Copy every line of the material below word for word.

_Source data_
_ _ _ _ _ _ _
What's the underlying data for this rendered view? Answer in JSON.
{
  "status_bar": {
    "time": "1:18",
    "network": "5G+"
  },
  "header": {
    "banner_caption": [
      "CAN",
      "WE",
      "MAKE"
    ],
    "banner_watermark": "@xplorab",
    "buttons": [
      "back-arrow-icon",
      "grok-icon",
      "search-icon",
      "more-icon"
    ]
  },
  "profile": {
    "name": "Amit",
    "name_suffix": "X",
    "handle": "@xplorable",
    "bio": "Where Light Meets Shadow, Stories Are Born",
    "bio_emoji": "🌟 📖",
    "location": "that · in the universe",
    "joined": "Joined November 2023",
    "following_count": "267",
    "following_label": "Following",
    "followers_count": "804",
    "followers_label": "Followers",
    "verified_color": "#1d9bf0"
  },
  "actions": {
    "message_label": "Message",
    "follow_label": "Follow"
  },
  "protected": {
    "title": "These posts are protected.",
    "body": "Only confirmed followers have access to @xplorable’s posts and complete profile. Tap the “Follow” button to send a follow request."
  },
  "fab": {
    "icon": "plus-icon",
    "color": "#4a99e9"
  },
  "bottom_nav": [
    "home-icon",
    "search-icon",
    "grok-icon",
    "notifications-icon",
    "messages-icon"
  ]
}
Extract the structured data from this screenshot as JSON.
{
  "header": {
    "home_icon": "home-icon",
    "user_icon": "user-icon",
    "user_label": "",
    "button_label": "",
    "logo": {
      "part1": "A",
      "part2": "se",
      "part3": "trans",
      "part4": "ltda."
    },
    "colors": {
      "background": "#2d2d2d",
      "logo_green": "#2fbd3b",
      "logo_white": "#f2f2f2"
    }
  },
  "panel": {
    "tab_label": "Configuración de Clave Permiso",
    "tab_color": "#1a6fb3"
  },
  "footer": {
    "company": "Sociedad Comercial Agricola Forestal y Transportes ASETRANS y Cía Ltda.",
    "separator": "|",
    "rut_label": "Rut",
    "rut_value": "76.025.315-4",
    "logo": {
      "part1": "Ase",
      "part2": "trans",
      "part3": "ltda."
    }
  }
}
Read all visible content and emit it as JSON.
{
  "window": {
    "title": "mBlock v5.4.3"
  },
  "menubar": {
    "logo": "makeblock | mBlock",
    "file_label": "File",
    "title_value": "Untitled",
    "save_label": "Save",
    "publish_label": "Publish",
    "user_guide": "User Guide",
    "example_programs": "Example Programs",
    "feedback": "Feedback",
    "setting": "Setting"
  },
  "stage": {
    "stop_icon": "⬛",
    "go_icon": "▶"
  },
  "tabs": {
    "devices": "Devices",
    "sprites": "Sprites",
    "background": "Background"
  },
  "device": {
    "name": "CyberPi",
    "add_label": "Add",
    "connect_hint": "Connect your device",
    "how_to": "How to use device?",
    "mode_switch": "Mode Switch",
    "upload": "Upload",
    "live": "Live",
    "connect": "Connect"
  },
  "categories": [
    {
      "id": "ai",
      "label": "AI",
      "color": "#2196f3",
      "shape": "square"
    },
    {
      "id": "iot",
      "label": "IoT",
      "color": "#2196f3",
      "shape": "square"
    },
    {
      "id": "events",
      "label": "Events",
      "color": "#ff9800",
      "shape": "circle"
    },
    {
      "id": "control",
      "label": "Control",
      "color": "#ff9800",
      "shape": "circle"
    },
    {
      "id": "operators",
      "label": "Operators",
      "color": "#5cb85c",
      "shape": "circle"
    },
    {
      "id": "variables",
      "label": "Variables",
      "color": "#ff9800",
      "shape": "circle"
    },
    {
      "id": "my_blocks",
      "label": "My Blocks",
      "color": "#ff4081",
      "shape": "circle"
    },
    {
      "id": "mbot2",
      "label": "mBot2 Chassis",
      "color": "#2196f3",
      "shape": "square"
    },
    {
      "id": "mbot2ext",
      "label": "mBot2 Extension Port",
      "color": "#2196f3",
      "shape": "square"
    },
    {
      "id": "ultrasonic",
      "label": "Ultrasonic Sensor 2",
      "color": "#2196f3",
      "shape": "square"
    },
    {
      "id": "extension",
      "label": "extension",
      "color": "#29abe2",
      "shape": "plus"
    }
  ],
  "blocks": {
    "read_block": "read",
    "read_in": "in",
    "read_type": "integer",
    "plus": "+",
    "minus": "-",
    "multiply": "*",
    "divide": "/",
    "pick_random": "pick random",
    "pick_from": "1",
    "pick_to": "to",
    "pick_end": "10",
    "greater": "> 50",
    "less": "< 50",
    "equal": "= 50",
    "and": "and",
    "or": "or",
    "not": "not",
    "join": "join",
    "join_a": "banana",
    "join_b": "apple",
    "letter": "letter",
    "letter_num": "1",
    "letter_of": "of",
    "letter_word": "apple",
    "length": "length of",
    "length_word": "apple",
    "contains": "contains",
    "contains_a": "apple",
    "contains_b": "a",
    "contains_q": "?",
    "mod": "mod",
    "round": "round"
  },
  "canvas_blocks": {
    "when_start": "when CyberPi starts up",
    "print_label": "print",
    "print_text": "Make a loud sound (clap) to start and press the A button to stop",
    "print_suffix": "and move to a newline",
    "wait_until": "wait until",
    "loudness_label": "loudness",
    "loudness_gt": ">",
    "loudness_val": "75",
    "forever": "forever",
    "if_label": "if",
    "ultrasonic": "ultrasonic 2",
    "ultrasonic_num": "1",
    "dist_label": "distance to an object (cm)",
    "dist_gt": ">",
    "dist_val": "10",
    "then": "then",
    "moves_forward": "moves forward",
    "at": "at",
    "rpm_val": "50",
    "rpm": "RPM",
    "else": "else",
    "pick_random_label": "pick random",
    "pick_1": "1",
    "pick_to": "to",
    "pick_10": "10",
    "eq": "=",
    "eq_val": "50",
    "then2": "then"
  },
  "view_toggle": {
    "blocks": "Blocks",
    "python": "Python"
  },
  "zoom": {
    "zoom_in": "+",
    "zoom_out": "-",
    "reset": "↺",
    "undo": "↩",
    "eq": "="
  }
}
_ _ _ _ _ _ _
_Complete answer_
What's the underlying data for this rendered view? Answer in JSON.
{
  "status_bar": {
    "time": "1:18",
    "network": "5G+"
  },
  "header": {
    "banner_caption": [
      "CAN",
      "WE",
      "MAKE"
    ],
    "banner_watermark": "@xplorab",
    "buttons": [
      "back-arrow-icon",
      "grok-icon",
      "search-icon",
      "more-icon"
    ]
  },
  "profile": {
    "name": "Amit",
    "name_suffix": "X",
    "handle": "@xplorable",
    "bio": "Where Light Meets Shadow, Stories Are Born",
    "bio_emoji": "🌟 📖",
    "location": "that · in the universe",
    "joined": "Joined November 2023",
    "following_count": "267",
    "following_label": "Following",
    "followers_count": "804",
    "followers_label": "Followers",
    "verified_color": "#1d9bf0"
  },
  "actions": {
    "message_label": "Message",
    "follow_label": "Follow"
  },
  "protected": {
    "title": "These posts are protected.",
    "body": "Only confirmed followers have access to @xplorable’s posts and complete profile. Tap the “Follow” button to send a follow request."
  },
  "fab": {
    "icon": "plus-icon",
    "color": "#4a99e9"
  },
  "bottom_nav": [
    "home-icon",
    "search-icon",
    "grok-icon",
    "notifications-icon",
    "messages-icon"
  ]
}
Extract the structured data from this screenshot as JSON.
{
  "header": {
    "home_icon": "home-icon",
    "user_icon": "user-icon",
    "user_label": "",
    "button_label": "",
    "logo": {
      "part1": "A",
      "part2": "se",
      "part3": "trans",
      "part4": "ltda."
    },
    "colors": {
      "background": "#2d2d2d",
      "logo_green": "#2fbd3b",
      "logo_white": "#f2f2f2"
    }
  },
  "panel": {
    "tab_label": "Configuración de Clave Permiso",
    "tab_color": "#1a6fb3"
  },
  "footer": {
    "company": "Sociedad Comercial Agricola Forestal y Transportes ASETRANS y Cía Ltda.",
    "separator": "|",
    "rut_label": "Rut",
    "rut_value": "76.025.315-4",
    "logo": {
      "part1": "Ase",
      "part2": "trans",
      "part3": "ltda."
    }
  }
}
Read all visible content and emit it as JSON.
{
  "window": {
    "title": "mBlock v5.4.3"
  },
  "menubar": {
    "logo": "makeblock | mBlock",
    "file_label": "File",
    "title_value": "Untitled",
    "save_label": "Save",
    "publish_label": "Publish",
    "user_guide": "User Guide",
    "example_programs": "Example Programs",
    "feedback": "Feedback",
    "setting": "Setting"
  },
  "stage": {
    "stop_icon": "⬛",
    "go_icon": "▶"
  },
  "tabs": {
    "devices": "Devices",
    "sprites": "Sprites",
    "background": "Background"
  },
  "device": {
    "name": "CyberPi",
    "add_label": "Add",
    "connect_hint": "Connect your device",
    "how_to": "How to use device?",
    "mode_switch": "Mode Switch",
    "upload": "Upload",
    "live": "Live",
    "connect": "Connect"
  },
  "categories": [
    {
      "id": "ai",
      "label": "AI",
      "color": "#2196f3",
      "shape": "square"
    },
    {
      "id": "iot",
      "label": "IoT",
      "color": "#2196f3",
      "shape": "square"
    },
    {
      "id": "events",
      "label": "Events",
      "color": "#ff9800",
      "shape": "circle"
    },
    {
      "id": "control",
      "label": "Control",
      "color": "#ff9800",
      "shape": "circle"
    },
    {
      "id": "operators",
      "label": "Operators",
      "color": "#5cb85c",
      "shape": "circle"
    },
    {
      "id": "variables",
      "label": "Variables",
      "color": "#ff9800",
      "shape": "circle"
    },
    {
      "id": "my_blocks",
      "label": "My Blocks",
      "color": "#ff4081",
      "shape": "circle"
    },
    {
      "id": "mbot2",
      "label": "mBot2 Chassis",
      "color": "#2196f3",
      "shape": "square"
    },
    {
      "id": "mbot2ext",
      "label": "mBot2 Extension Port",
      "color": "#2196f3",
      "shape": "square"
    },
    {
      "id": "ultrasonic",
      "label": "Ultrasonic Sensor 2",
      "color": "#2196f3",
      "shape": "square"
    },
    {
      "id": "extension",
      "label": "extension",
      "color": "#29abe2",
      "shape": "plus"
    }
  ],
  "blocks": {
    "read_block": "read",
    "read_in": "in",
    "read_type": "integer",
    "plus": "+",
    "minus": "-",
    "multiply": "*",
    "divide": "/",
    "pick_random": "pick random",
    "pick_from": "1",
    "pick_to": "to",
    "pick_end": "10",
    "greater": "> 50",
    "less": "< 50",
    "equal": "= 50",
    "and": "and",
    "or": "or",
    "not": "not",
    "join": "join",
    "join_a": "banana",
    "join_b": "apple",
    "letter": "letter",
    "letter_num": "1",
    "letter_of": "of",
    "letter_word": "apple",
    "length": "length of",
    "length_word": "apple",
    "contains": "contains",
    "contains_a": "apple",
    "contains_b": "a",
    "contains_q": "?",
    "mod": "mod",
    "round": "round"
  },
  "canvas_blocks": {
    "when_start": "when CyberPi starts up",
    "print_label": "print",
    "print_text": "Make a loud sound (clap) to start and press the A button to stop",
    "print_suffix": "and move to a newline",
    "wait_until": "wait until",
    "loudness_label": "loudness",
    "loudness_gt": ">",
    "loudness_val": "75",
    "forever": "forever",
    "if_label": "if",
    "ultrasonic": "ultrasonic 2",
    "ultrasonic_num": "1",
    "dist_label": "distance to an object (cm)",
    "dist_gt": ">",
    "dist_val": "10",
    "then": "then",
    "moves_forward": "moves forward",
    "at": "at",
    "rpm_val": "50",
    "rpm": "RPM",
    "else": "else",
    "pick_random_label": "pick random",
    "pick_1": "1",
    "pick_to": "to",
    "pick_10": "10",
    "eq": "=",
    "eq_val": "50",
    "then2": "then"
  },
  "view_toggle": {
    "blocks": "Blocks",
    "python": "Python"
  },
  "zoom": {
    "zoom_in": "+",
    "zoom_out": "-",
    "reset": "↺",
    "undo": "↩",
    "eq": "="
  }
}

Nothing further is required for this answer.